— Begin —

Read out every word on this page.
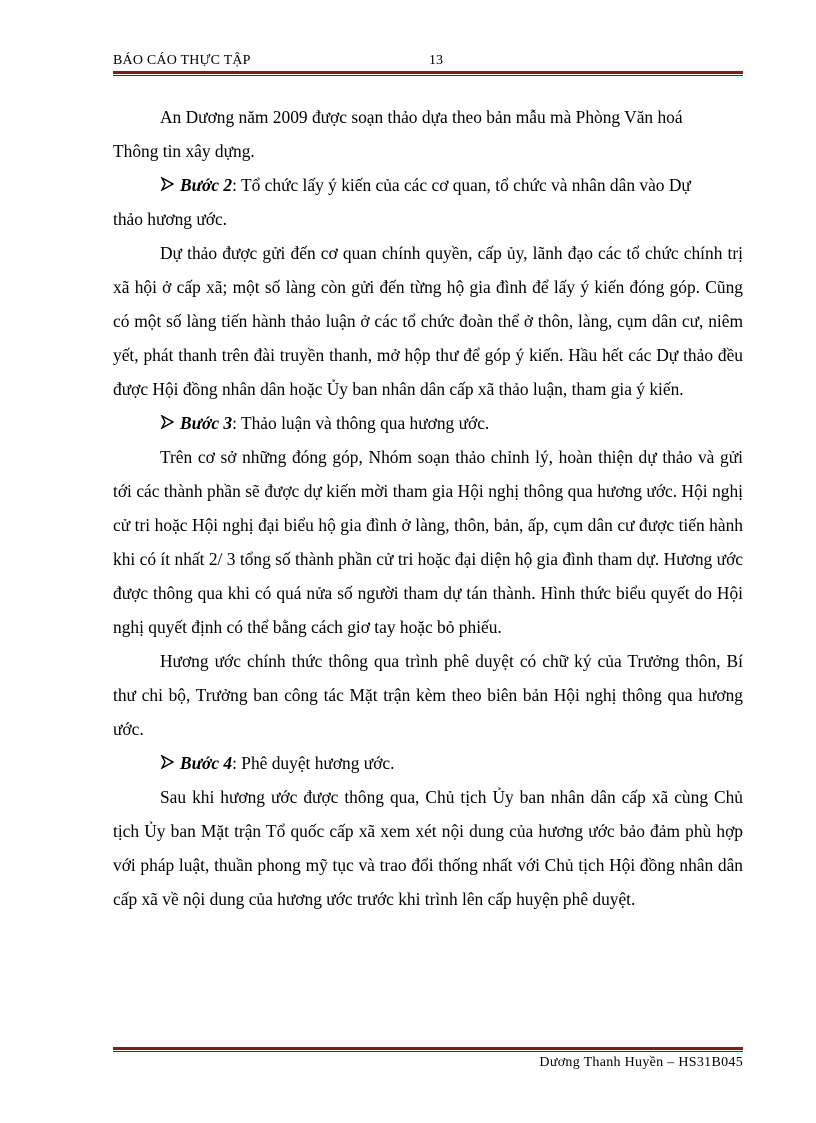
BÁO CÁO THỰC TẬP	13

An Dương năm 2009 được soạn thảo dựa theo bản mẫu mà Phòng Văn hoá

Thông tin xây dựng.
Bước 2: Tổ chức lấy ý kiến của các cơ quan, tổ chức và nhân dân vào Dự
thảo hương ước.

Dự thảo được gửi đến cơ quan chính quyền, cấp ủy, lãnh đạo các tổ chức chính trị xã hội ở cấp xã; một số làng còn gửi đến từng hộ gia đình để lấy ý kiến đóng góp. Cũng có một số làng tiến hành thảo luận ở các tổ chức đoàn thể ở thôn, làng, cụm dân cư, niêm yết, phát thanh trên đài truyền thanh, mở hộp thư để góp ý kiến. Hầu hết các Dự thảo đều được Hội đồng nhân dân hoặc Ủy ban nhân dân cấp xã thảo luận, tham gia ý kiến.

Bước 3: Thảo luận và thông qua hương ước.

Trên cơ sở những đóng góp, Nhóm soạn thảo chỉnh lý, hoàn thiện dự thảo và gửi tới các thành phần sẽ được dự kiến mời tham gia Hội nghị thông qua hương ước. Hội nghị cử tri hoặc Hội nghị đại biểu hộ gia đình ở làng, thôn, bản, ấp, cụm dân cư được tiến hành khi có ít nhất 2/ 3 tổng số thành phần cử tri hoặc đại diện hộ gia đình tham dự. Hương ước được thông qua khi có quá nửa số người tham dự tán thành. Hình thức biểu quyết do Hội nghị quyết định có thể bằng cách giơ tay hoặc bỏ phiếu.

Hương ước chính thức thông qua trình phê duyệt có chữ ký của Trưởng thôn, Bí thư chi bộ, Trưởng ban công tác Mặt trận kèm theo biên bản Hội nghị thông qua hương ước.

Bước 4: Phê duyệt hương ước.

Sau khi hương ước được thông qua, Chủ tịch Ủy ban nhân dân cấp xã cùng Chủ tịch Ủy ban Mặt trận Tổ quốc cấp xã xem xét nội dung của hương ước bảo đảm phù hợp với pháp luật, thuần phong mỹ tục và trao đổi thống nhất với Chủ tịch Hội đồng nhân dân cấp xã về nội dung của hương ước trước khi trình lên cấp huyện phê duyệt.

Dương Thanh Huyền – HS31B045
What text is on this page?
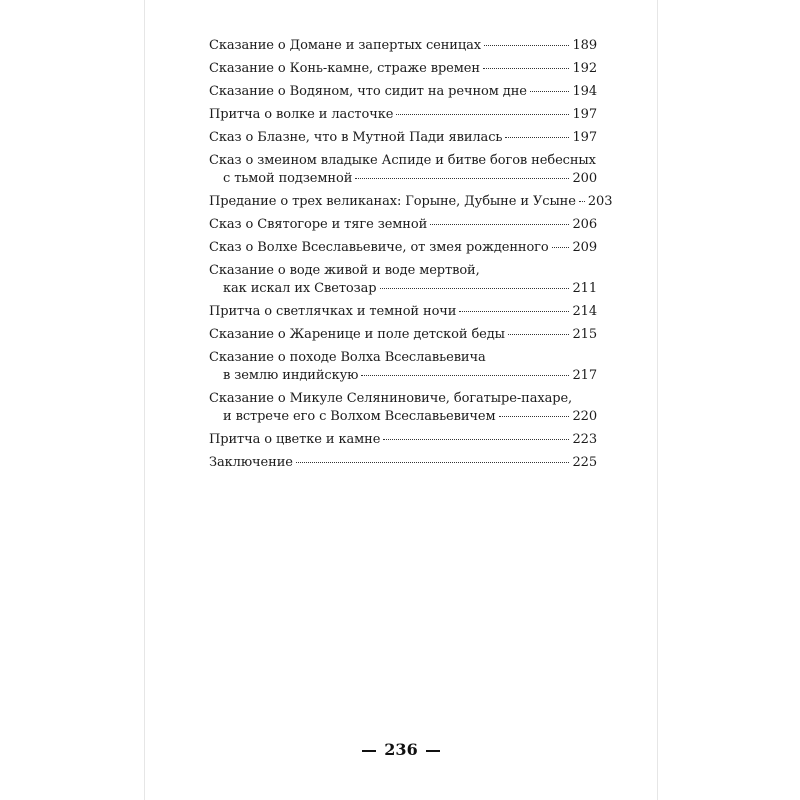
Сказание о Домане и запертых сеницах	189
Сказание о Конь-камне, страже времен	192
Сказание о Водяном, что сидит на речном дне	194
Притча о волке и ласточке	197
Сказ о Блазне, что в Мутной Пади явилась	197
Сказ о змеином владыке Аспиде и битве богов небесных
с тьмой подземной	200
Предание о трех великанах: Горыне, Дубыне и Усыне 203
Сказ о Святогоре и тяге земной	206
Сказ о Волхе Всеславьевиче, от змея рожденного 209
Сказание о воде живой и воде мертвой,
как искал их Светозар	211
Притча о светлячках и темной ночи	214
Сказание о Жаренице и поле детской беды	215
Сказание о походе Волха Всеславьевича
в землю индийскую	217
Сказание о Микуле Селяниновиче, богатыре-пахаре,
и встрече его с Волхом Всеславьевичем	220
Притча о цветке и камне	223
Заключение	225
236
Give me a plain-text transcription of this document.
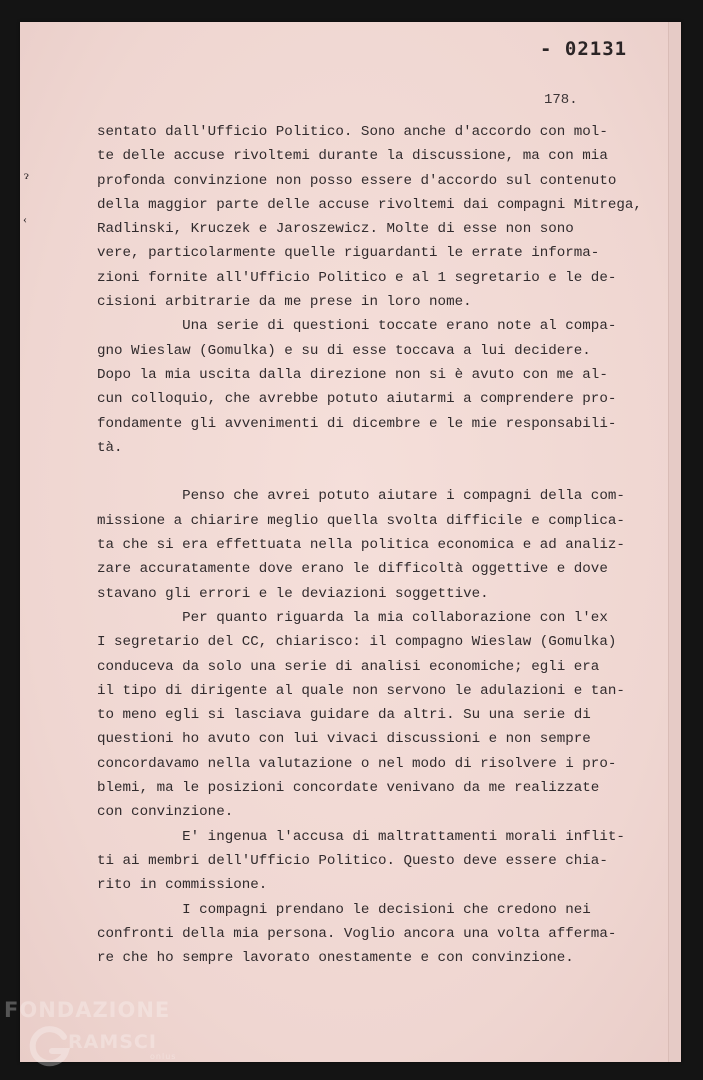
- 02131
178.
ɂ
‹
sentato dall'Ufficio Politico. Sono anche d'accordo con mol-
te delle accuse rivoltemi durante la discussione, ma con mia
profonda convinzione non posso essere d'accordo sul contenuto
della maggior parte delle accuse rivoltemi dai compagni Mitrega,
Radlinski, Kruczek e Jaroszewicz. Molte di esse non sono
vere, particolarmente quelle riguardanti le errate informa-
zioni fornite all'Ufficio Politico e al 1 segretario e le de-
cisioni arbitrarie da me prese in loro nome.
Una serie di questioni toccate erano note al compa-
gno Wieslaw (Gomulka) e su di esse toccava a lui decidere.
Dopo la mia uscita dalla direzione non si è avuto con me al-
cun colloquio, che avrebbe potuto aiutarmi a comprendere pro-
fondamente gli avvenimenti di dicembre e le mie responsabili-
tà.
Penso che avrei potuto aiutare i compagni della com-
missione a chiarire meglio quella svolta difficile e complica-
ta che si era effettuata nella politica economica e ad analiz-
zare accuratamente dove erano le difficoltà oggettive e dove
stavano gli errori e le deviazioni soggettive.
Per quanto riguarda la mia collaborazione con l'ex
I segretario del CC, chiarisco: il compagno Wieslaw (Gomulka)
conduceva da solo una serie di analisi economiche; egli era
il tipo di dirigente al quale non servono le adulazioni e tan-
to meno egli si lasciava guidare da altri. Su una serie di
questioni ho avuto con lui vivaci discussioni e non sempre
concordavamo nella valutazione o nel modo di risolvere i pro-
blemi, ma le posizioni concordate venivano da me realizzate
con convinzione.
E' ingenua l'accusa di maltrattamenti morali inflit-
ti ai membri dell'Ufficio Politico. Questo deve essere chia-
rito in commissione.
I compagni prendano le decisioni che credono nei
confronti della mia persona. Voglio ancora una volta afferma-
re che ho sempre lavorato onestamente e con convinzione.
FONDAZIONE
RAMSCI
onlus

— End —

WHAT YOU SHOULD DO: Copy all of the entries verbatim, leaving out any pictures they contain.

EXERCISE ANSWER:
Read out every word on this page.
BÁO CÁO THỰC TẬP	13

An Dương năm 2009 được soạn thảo dựa theo bản mẫu mà Phòng Văn hoá

Thông tin xây dựng.
Bước 2: Tổ chức lấy ý kiến của các cơ quan, tổ chức và nhân dân vào Dự
thảo hương ước.

Dự thảo được gửi đến cơ quan chính quyền, cấp ủy, lãnh đạo các tổ chức chính trị xã hội ở cấp xã; một số làng còn gửi đến từng hộ gia đình để lấy ý kiến đóng góp. Cũng có một số làng tiến hành thảo luận ở các tổ chức đoàn thể ở thôn, làng, cụm dân cư, niêm yết, phát thanh trên đài truyền thanh, mở hộp thư để góp ý kiến. Hầu hết các Dự thảo đều được Hội đồng nhân dân hoặc Ủy ban nhân dân cấp xã thảo luận, tham gia ý kiến.

Bước 3: Thảo luận và thông qua hương ước.

Trên cơ sở những đóng góp, Nhóm soạn thảo chỉnh lý, hoàn thiện dự thảo và gửi tới các thành phần sẽ được dự kiến mời tham gia Hội nghị thông qua hương ước. Hội nghị cử tri hoặc Hội nghị đại biểu hộ gia đình ở làng, thôn, bản, ấp, cụm dân cư được tiến hành khi có ít nhất 2/ 3 tổng số thành phần cử tri hoặc đại diện hộ gia đình tham dự. Hương ước được thông qua khi có quá nửa số người tham dự tán thành. Hình thức biểu quyết do Hội nghị quyết định có thể bằng cách giơ tay hoặc bỏ phiếu.

Hương ước chính thức thông qua trình phê duyệt có chữ ký của Trưởng thôn, Bí thư chi bộ, Trưởng ban công tác Mặt trận kèm theo biên bản Hội nghị thông qua hương ước.

Bước 4: Phê duyệt hương ước.

Sau khi hương ước được thông qua, Chủ tịch Ủy ban nhân dân cấp xã cùng Chủ tịch Ủy ban Mặt trận Tổ quốc cấp xã xem xét nội dung của hương ước bảo đảm phù hợp với pháp luật, thuần phong mỹ tục và trao đổi thống nhất với Chủ tịch Hội đồng nhân dân cấp xã về nội dung của hương ước trước khi trình lên cấp huyện phê duyệt.

Dương Thanh Huyền – HS31B045
What text is on this page?
Сказание о Домане и запертых сеницах	189
Сказание о Конь-камне, страже времен	192
Сказание о Водяном, что сидит на речном дне	194
Притча о волке и ласточке	197
Сказ о Блазне, что в Мутной Пади явилась	197
Сказ о змеином владыке Аспиде и битве богов небесных
с тьмой подземной	200
Предание о трех великанах: Горыне, Дубыне и Усыне 203
Сказ о Святогоре и тяге земной	206
Сказ о Волхе Всеславьевиче, от змея рожденного 209
Сказание о воде живой и воде мертвой,
как искал их Светозар	211
Притча о светлячках и темной ночи	214
Сказание о Жаренице и поле детской беды	215
Сказание о походе Волха Всеславьевича
в землю индийскую	217
Сказание о Микуле Селяниновиче, богатыре-пахаре,
и встрече его с Волхом Всеславьевичем	220
Притча о цветке и камне	223
Заключение	225
236
Give me a plain-text transcription of this document.
- 02131
178.
ɂ
‹
sentato dall'Ufficio Politico. Sono anche d'accordo con mol-
te delle accuse rivoltemi durante la discussione, ma con mia
profonda convinzione non posso essere d'accordo sul contenuto
della maggior parte delle accuse rivoltemi dai compagni Mitrega,
Radlinski, Kruczek e Jaroszewicz. Molte di esse non sono
vere, particolarmente quelle riguardanti le errate informa-
zioni fornite all'Ufficio Politico e al 1 segretario e le de-
cisioni arbitrarie da me prese in loro nome.
Una serie di questioni toccate erano note al compa-
gno Wieslaw (Gomulka) e su di esse toccava a lui decidere.
Dopo la mia uscita dalla direzione non si è avuto con me al-
cun colloquio, che avrebbe potuto aiutarmi a comprendere pro-
fondamente gli avvenimenti di dicembre e le mie responsabili-
tà.
Penso che avrei potuto aiutare i compagni della com-
missione a chiarire meglio quella svolta difficile e complica-
ta che si era effettuata nella politica economica e ad analiz-
zare accuratamente dove erano le difficoltà oggettive e dove
stavano gli errori e le deviazioni soggettive.
Per quanto riguarda la mia collaborazione con l'ex
I segretario del CC, chiarisco: il compagno Wieslaw (Gomulka)
conduceva da solo una serie di analisi economiche; egli era
il tipo di dirigente al quale non servono le adulazioni e tan-
to meno egli si lasciava guidare da altri. Su una serie di
questioni ho avuto con lui vivaci discussioni e non sempre
concordavamo nella valutazione o nel modo di risolvere i pro-
blemi, ma le posizioni concordate venivano da me realizzate
con convinzione.
E' ingenua l'accusa di maltrattamenti morali inflit-
ti ai membri dell'Ufficio Politico. Questo deve essere chia-
rito in commissione.
I compagni prendano le decisioni che credono nei
confronti della mia persona. Voglio ancora una volta afferma-
re che ho sempre lavorato onestamente e con convinzione.
FONDAZIONE
RAMSCI
onlus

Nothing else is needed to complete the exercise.